[Work to be completed]
Where a line contains the word "root", copy that line.

Data entries

::::

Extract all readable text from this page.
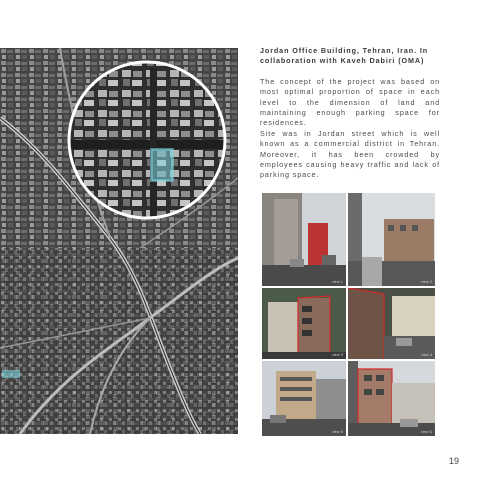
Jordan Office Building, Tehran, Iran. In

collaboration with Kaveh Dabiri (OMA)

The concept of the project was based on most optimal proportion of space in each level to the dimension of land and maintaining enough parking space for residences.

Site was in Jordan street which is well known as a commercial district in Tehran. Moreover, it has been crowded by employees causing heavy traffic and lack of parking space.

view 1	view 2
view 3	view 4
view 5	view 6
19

::::

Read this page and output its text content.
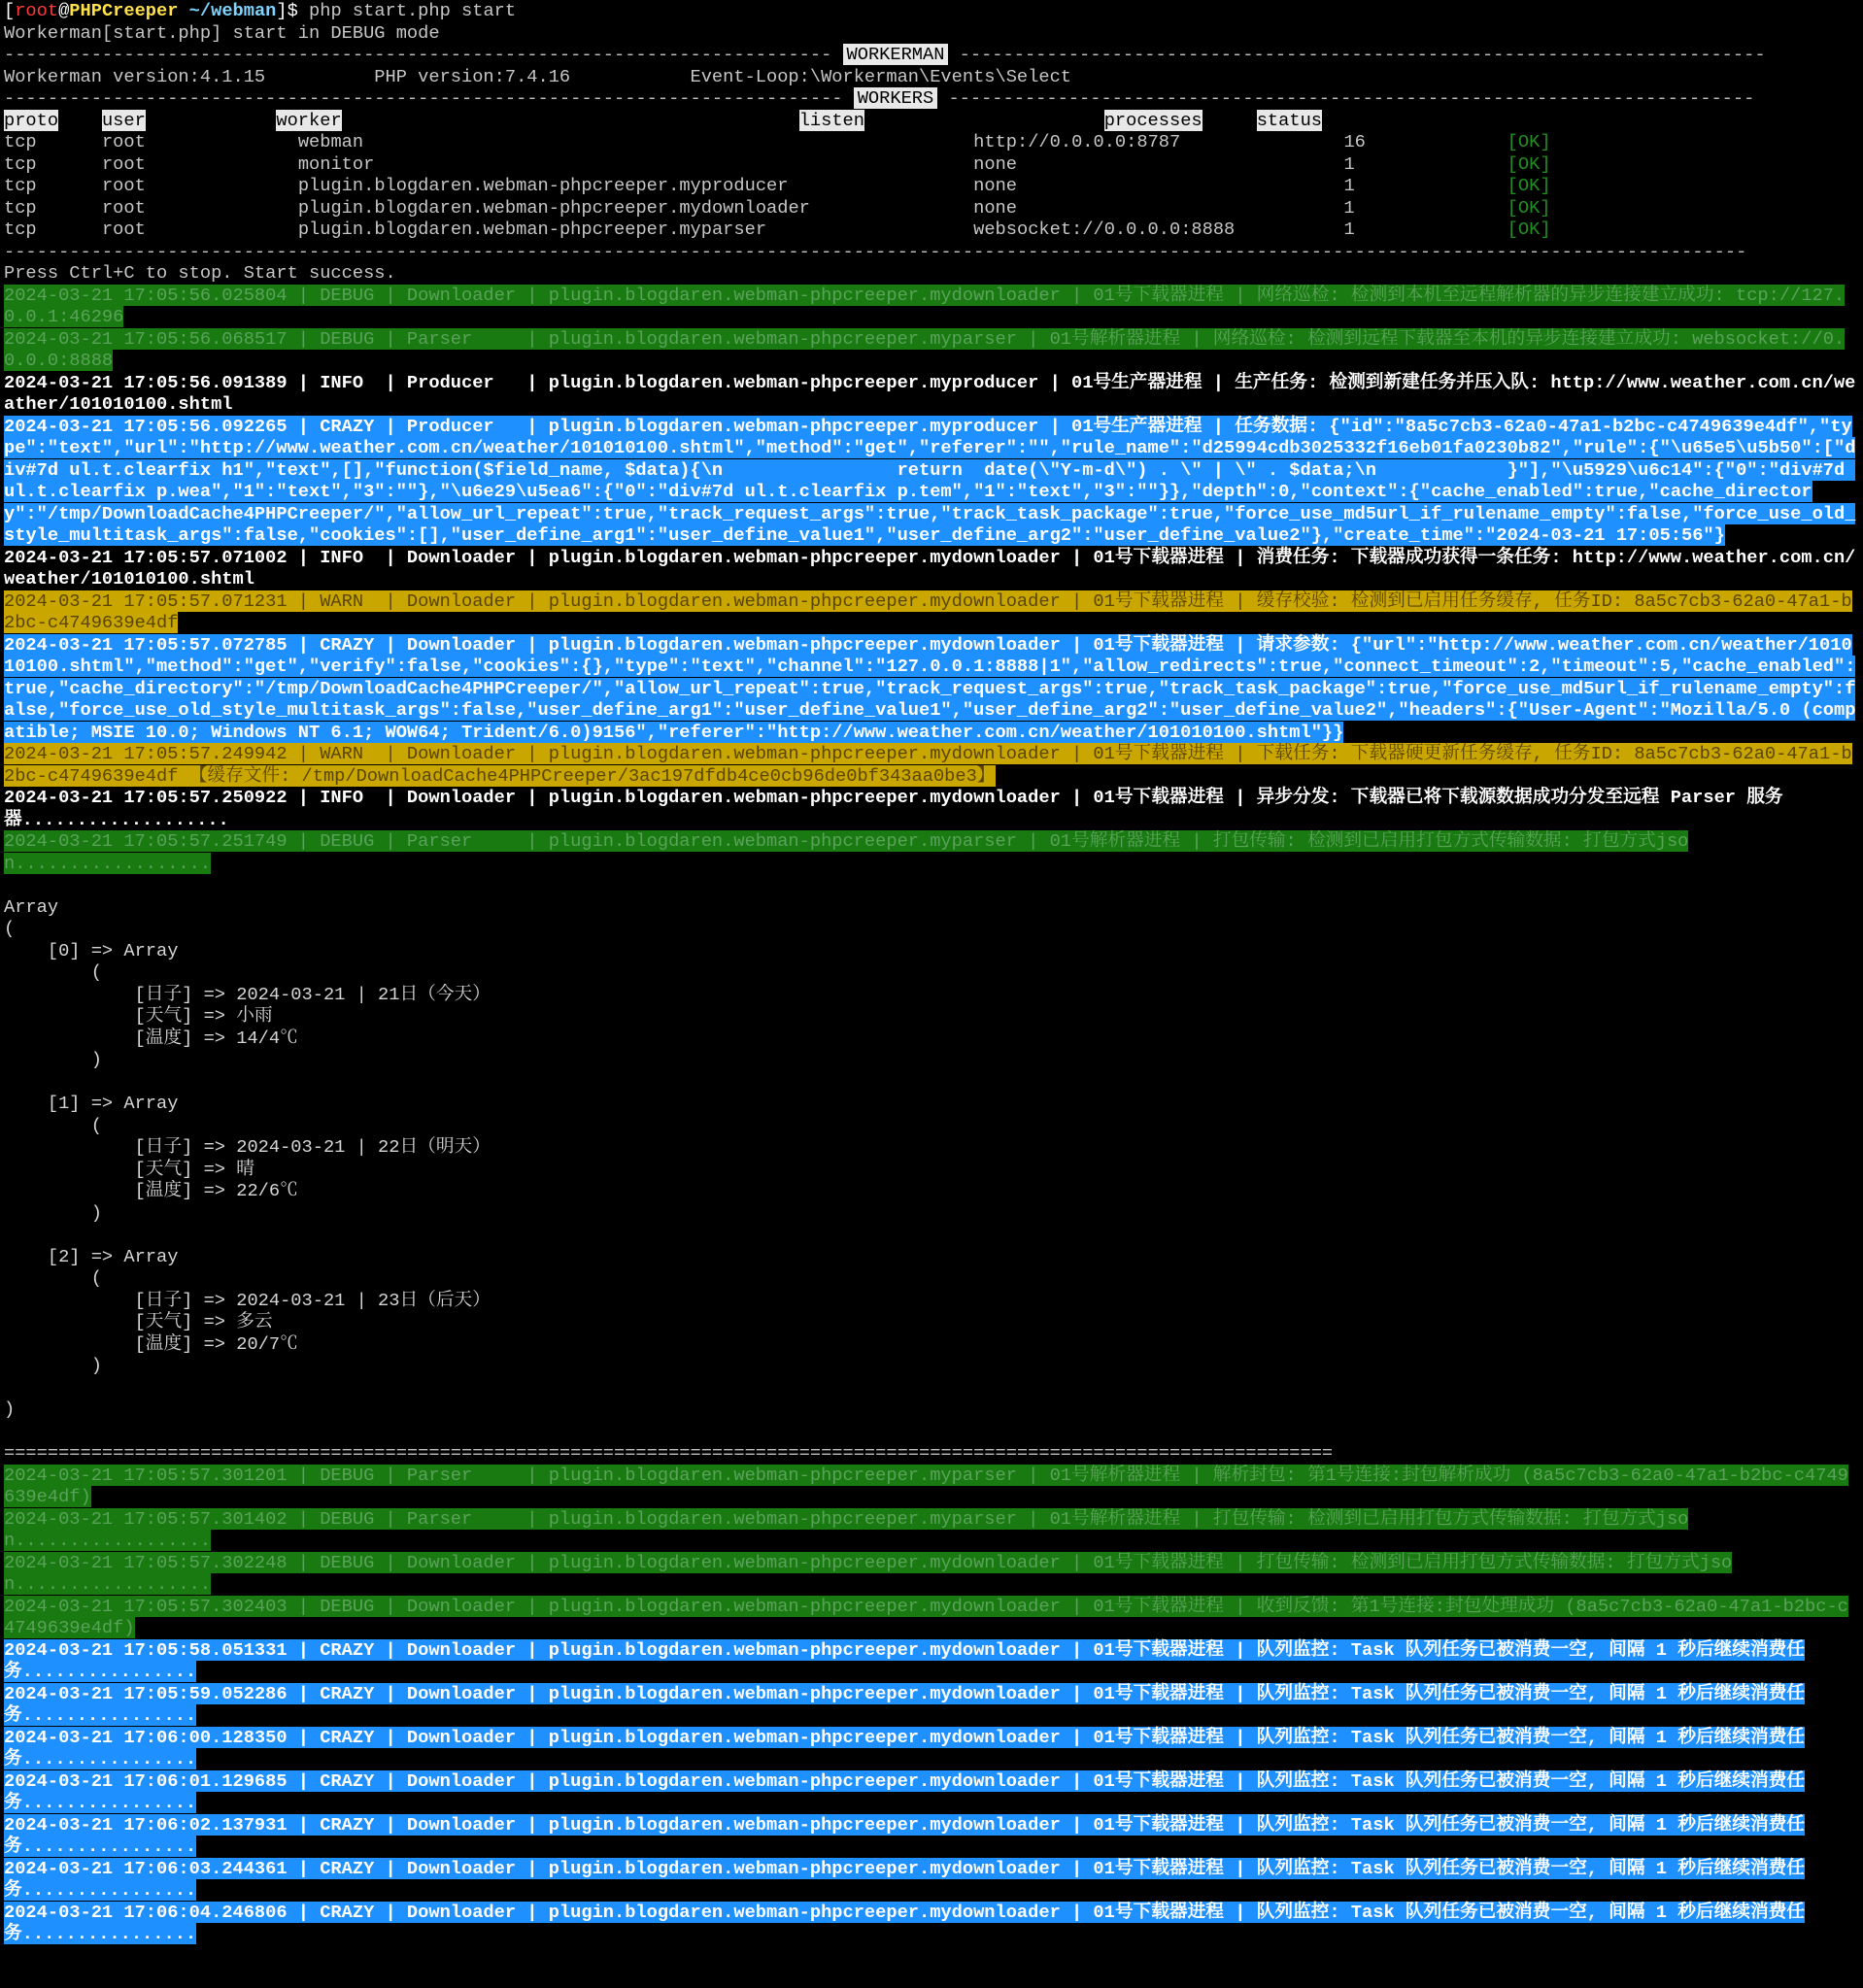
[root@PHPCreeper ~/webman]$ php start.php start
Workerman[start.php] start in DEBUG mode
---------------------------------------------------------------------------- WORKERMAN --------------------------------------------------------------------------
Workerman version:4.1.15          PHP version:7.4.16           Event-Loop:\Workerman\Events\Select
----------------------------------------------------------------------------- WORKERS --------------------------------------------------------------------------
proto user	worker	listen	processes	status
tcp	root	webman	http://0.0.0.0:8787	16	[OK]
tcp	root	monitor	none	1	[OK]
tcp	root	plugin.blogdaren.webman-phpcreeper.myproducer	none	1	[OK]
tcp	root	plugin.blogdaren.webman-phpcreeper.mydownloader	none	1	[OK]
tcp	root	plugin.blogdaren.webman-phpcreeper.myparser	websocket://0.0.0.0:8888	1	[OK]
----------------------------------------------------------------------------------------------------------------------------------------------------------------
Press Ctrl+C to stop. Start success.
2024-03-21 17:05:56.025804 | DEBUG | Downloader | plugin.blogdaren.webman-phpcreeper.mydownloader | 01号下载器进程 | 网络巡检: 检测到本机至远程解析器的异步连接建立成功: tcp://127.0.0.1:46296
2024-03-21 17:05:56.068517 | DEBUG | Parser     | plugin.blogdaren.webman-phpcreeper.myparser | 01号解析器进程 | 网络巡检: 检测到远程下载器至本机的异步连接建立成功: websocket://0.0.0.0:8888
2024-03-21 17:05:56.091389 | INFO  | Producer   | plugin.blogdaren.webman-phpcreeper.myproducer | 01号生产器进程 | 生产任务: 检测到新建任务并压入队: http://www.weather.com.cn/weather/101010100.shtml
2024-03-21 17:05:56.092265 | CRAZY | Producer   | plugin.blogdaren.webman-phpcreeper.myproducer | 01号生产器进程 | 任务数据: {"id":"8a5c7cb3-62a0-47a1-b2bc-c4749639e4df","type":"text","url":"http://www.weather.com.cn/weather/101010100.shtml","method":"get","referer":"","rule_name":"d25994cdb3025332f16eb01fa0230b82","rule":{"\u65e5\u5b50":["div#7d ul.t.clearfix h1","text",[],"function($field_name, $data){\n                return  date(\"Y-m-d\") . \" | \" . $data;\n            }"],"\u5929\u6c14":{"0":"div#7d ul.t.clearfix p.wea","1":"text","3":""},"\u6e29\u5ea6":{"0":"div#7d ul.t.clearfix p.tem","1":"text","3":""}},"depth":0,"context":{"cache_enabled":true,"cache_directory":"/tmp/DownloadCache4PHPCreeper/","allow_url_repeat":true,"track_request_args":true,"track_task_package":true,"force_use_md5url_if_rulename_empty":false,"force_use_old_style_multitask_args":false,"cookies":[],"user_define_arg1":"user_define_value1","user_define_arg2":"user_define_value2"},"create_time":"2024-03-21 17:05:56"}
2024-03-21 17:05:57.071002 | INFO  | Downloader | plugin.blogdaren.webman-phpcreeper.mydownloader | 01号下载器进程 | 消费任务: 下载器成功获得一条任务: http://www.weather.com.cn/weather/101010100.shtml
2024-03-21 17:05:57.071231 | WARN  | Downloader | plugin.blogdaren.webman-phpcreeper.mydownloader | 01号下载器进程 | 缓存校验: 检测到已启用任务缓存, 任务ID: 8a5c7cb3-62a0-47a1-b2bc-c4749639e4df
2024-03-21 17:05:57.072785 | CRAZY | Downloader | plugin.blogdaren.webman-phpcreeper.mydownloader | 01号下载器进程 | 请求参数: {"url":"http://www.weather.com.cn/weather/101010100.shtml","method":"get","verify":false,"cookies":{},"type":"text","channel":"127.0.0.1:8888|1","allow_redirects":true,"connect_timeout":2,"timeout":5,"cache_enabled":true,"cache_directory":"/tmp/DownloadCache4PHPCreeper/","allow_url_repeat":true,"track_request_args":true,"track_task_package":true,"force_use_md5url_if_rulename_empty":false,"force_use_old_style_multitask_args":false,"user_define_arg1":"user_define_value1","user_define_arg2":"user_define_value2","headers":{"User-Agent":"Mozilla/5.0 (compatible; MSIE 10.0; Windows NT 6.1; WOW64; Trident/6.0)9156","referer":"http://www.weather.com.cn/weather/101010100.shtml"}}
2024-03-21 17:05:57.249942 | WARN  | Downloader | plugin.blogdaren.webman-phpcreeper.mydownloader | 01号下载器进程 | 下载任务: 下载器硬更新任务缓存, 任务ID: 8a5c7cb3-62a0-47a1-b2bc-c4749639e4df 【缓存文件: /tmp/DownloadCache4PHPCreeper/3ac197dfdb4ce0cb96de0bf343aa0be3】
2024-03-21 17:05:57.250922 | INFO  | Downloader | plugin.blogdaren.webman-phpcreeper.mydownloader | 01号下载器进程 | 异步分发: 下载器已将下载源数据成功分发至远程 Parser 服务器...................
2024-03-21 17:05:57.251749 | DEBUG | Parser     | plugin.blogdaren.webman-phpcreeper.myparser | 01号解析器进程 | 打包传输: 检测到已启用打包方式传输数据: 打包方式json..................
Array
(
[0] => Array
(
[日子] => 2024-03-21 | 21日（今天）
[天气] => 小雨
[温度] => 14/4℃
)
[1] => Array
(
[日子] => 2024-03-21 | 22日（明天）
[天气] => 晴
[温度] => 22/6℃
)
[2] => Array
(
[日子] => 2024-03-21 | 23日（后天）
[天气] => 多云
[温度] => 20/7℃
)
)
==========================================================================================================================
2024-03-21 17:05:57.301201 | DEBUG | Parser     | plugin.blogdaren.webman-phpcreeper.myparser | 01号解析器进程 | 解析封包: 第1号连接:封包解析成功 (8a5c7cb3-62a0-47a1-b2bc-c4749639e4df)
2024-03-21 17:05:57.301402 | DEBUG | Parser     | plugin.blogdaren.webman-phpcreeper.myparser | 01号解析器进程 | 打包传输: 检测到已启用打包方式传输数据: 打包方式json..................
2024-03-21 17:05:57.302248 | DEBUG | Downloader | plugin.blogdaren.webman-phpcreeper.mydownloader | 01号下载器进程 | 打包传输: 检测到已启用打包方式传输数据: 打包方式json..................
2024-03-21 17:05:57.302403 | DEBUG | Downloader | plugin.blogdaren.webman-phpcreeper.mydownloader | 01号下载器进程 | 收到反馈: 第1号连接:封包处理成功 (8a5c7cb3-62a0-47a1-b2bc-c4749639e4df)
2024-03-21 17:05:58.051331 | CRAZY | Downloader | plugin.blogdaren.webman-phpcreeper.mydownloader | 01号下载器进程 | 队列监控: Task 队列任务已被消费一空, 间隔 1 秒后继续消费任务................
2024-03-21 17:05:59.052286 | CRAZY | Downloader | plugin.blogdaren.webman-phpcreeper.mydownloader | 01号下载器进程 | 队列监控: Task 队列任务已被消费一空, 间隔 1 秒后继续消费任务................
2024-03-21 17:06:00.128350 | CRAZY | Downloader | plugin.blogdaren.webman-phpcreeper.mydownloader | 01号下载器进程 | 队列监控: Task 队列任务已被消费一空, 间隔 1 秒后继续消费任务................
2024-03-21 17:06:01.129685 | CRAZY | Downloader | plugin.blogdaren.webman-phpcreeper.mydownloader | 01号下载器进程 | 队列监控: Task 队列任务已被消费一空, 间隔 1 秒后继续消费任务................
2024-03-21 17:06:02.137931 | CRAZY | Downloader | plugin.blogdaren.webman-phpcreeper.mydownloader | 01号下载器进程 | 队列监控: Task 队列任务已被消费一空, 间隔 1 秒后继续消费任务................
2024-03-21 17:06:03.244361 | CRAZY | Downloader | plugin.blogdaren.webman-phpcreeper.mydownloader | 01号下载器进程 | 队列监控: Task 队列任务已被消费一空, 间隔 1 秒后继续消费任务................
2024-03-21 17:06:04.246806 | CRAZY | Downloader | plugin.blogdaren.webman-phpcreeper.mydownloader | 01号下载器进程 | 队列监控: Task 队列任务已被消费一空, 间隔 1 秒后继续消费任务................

::::

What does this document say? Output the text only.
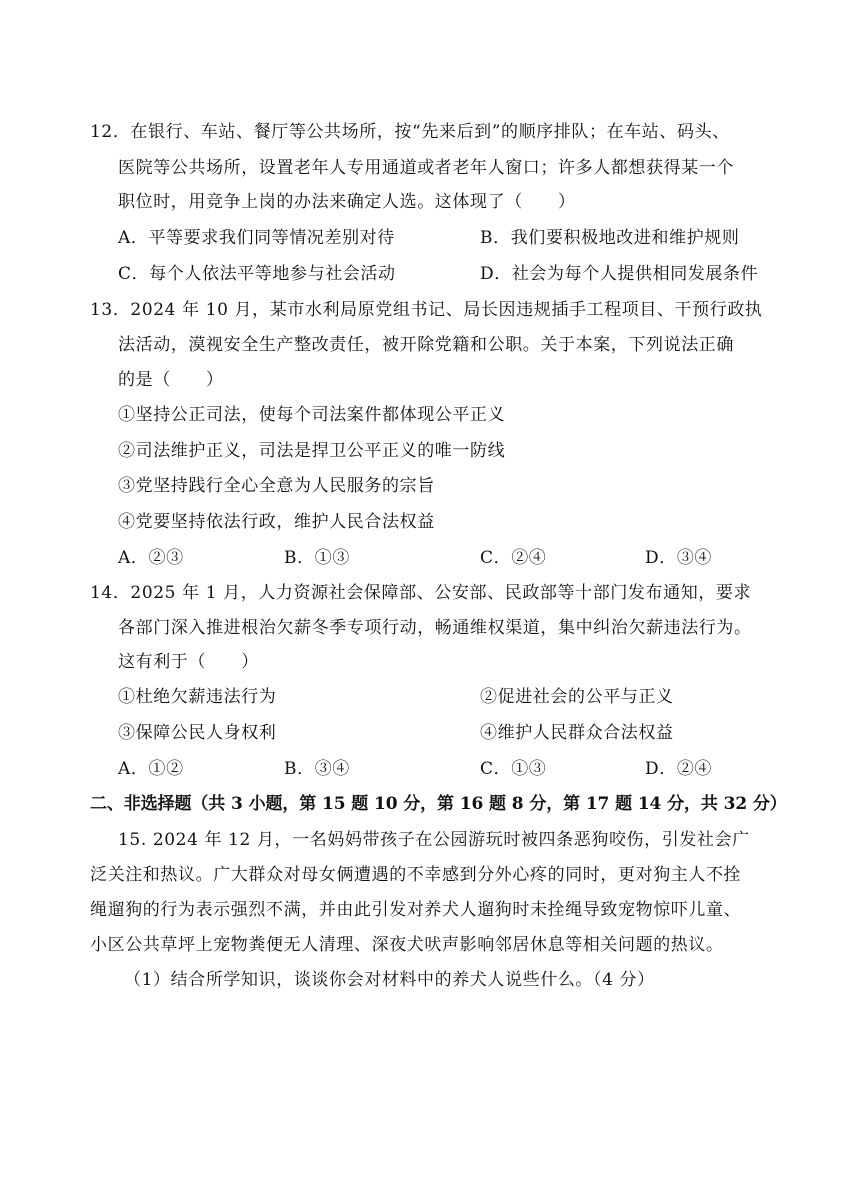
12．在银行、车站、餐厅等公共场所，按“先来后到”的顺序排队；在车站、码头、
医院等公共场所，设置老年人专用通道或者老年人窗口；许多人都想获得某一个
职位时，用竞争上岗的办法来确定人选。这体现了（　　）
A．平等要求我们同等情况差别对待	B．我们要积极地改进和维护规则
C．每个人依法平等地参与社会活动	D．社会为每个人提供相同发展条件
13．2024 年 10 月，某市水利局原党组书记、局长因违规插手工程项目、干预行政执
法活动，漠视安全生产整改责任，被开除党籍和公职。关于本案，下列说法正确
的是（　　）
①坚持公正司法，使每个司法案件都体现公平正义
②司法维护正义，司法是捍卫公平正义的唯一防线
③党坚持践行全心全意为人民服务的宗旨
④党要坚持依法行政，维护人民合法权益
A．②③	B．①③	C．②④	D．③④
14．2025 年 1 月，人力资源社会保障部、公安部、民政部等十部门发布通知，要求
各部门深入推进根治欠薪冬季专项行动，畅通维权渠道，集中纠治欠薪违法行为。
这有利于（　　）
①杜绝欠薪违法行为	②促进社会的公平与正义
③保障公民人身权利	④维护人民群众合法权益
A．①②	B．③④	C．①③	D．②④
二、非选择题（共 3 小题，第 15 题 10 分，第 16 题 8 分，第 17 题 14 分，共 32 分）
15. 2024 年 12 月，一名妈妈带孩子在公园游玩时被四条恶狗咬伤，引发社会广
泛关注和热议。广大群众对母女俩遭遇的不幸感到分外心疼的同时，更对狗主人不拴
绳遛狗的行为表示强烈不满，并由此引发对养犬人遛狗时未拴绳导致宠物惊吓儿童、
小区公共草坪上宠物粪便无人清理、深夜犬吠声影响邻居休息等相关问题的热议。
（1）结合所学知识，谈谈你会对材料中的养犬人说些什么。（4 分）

::::

[The response]
[root@PHPCreeper ~/webman]$ php start.php start
tcp	root	webman	http://0.0.0.0:8787	16	[OK]
tcp	root	monitor	none	1	[OK]
tcp	root	plugin.blogdaren.webman-phpcreeper.myproducer	none	1	[OK]
tcp	root	plugin.blogdaren.webman-phpcreeper.mydownloader	none	1	[OK]
tcp	root	plugin.blogdaren.webman-phpcreeper.myparser	websocket://0.0.0.0:8888	1	[OK]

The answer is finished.